▸ Requirement
Look through the material below. Copy every line with the string "name" in it.

▸ Data shown
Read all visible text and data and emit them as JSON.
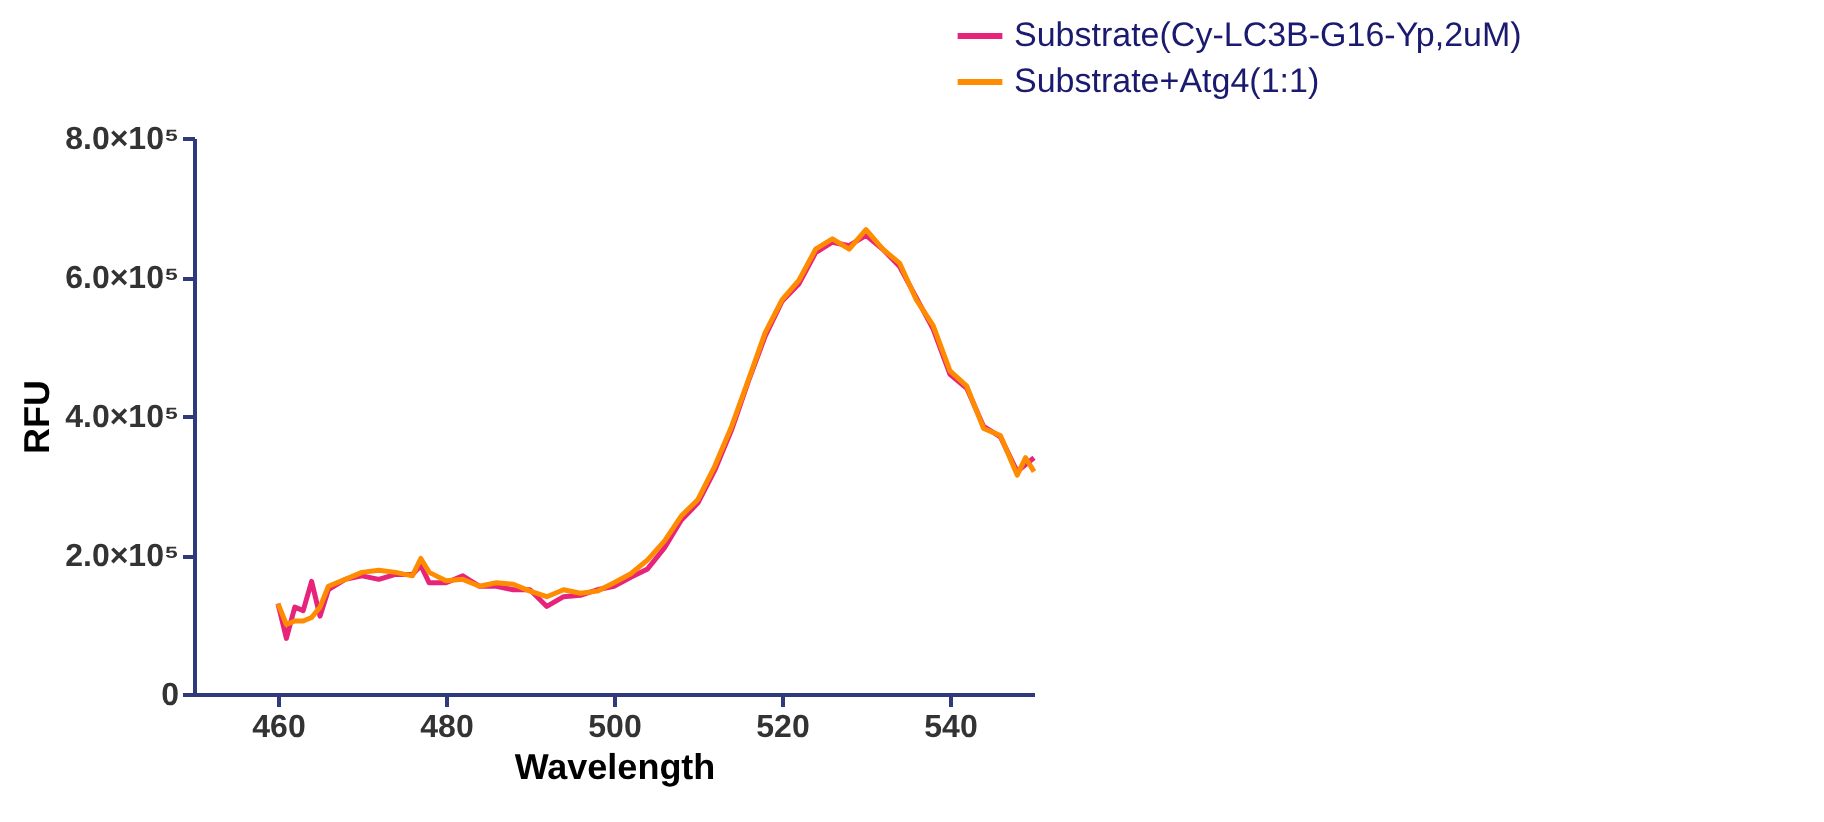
{
  "chart_data": {
    "type": "line",
    "xlabel": "Wavelength",
    "ylabel": "RFU",
    "xlim": [
      450,
      550
    ],
    "xticks": [
      460,
      480,
      500,
      520,
      540
    ],
    "ylim": [
      0,
      800000
    ],
    "yticks": [
      {
        "value": 0,
        "label": "0"
      },
      {
        "value": 200000,
        "label": "2.0×10⁵"
      },
      {
        "value": 400000,
        "label": "4.0×10⁵"
      },
      {
        "value": 600000,
        "label": "6.0×10⁵"
      },
      {
        "value": 800000,
        "label": "8.0×10⁵"
      }
    ],
    "grid": false,
    "legend": "top right",
    "marker": "none",
    "line_style": "solid",
    "series": [
      {
        "name": "Substrate(Cy-LC3B-G16-Yp,2uM)",
        "color": "#e8237a",
        "x": [
          460,
          461,
          462,
          463,
          464,
          465,
          466,
          468,
          470,
          472,
          474,
          476,
          477,
          478,
          480,
          482,
          484,
          486,
          488,
          490,
          492,
          494,
          496,
          498,
          500,
          502,
          504,
          506,
          508,
          510,
          512,
          514,
          516,
          518,
          520,
          522,
          524,
          526,
          528,
          530,
          532,
          534,
          536,
          538,
          540,
          542,
          544,
          546,
          548,
          549,
          550
        ],
        "values": [
          130000,
          80000,
          125000,
          120000,
          162000,
          112000,
          150000,
          165000,
          170000,
          165000,
          172000,
          172000,
          185000,
          160000,
          160000,
          170000,
          155000,
          155000,
          150000,
          150000,
          126000,
          140000,
          142000,
          150000,
          155000,
          168000,
          180000,
          210000,
          250000,
          275000,
          322000,
          380000,
          450000,
          515000,
          565000,
          590000,
          635000,
          650000,
          645000,
          660000,
          640000,
          615000,
          570000,
          525000,
          460000,
          440000,
          385000,
          370000,
          320000,
          330000,
          340000
        ]
      },
      {
        "name": "Substrate+Atg4(1:1)",
        "color": "#ff8c00",
        "x": [
          460,
          461,
          462,
          463,
          464,
          465,
          466,
          468,
          470,
          472,
          474,
          476,
          477,
          478,
          480,
          482,
          484,
          486,
          488,
          490,
          492,
          494,
          496,
          498,
          500,
          502,
          504,
          506,
          508,
          510,
          512,
          514,
          516,
          518,
          520,
          522,
          524,
          526,
          528,
          530,
          532,
          534,
          536,
          538,
          540,
          542,
          544,
          546,
          548,
          549,
          550
        ],
        "values": [
          130000,
          100000,
          105000,
          105000,
          110000,
          125000,
          155000,
          165000,
          175000,
          178000,
          175000,
          170000,
          195000,
          175000,
          163000,
          165000,
          155000,
          160000,
          158000,
          148000,
          140000,
          150000,
          145000,
          148000,
          160000,
          173000,
          193000,
          220000,
          256000,
          280000,
          328000,
          385000,
          452000,
          520000,
          567000,
          595000,
          640000,
          655000,
          640000,
          668000,
          640000,
          620000,
          567000,
          530000,
          465000,
          443000,
          382000,
          372000,
          315000,
          340000,
          320000
        ]
      }
    ]
  }
}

▸ Correct output
        "name": "Substrate(Cy-LC3B-G16-Yp,2uM)",
        "name": "Substrate+Atg4(1:1)",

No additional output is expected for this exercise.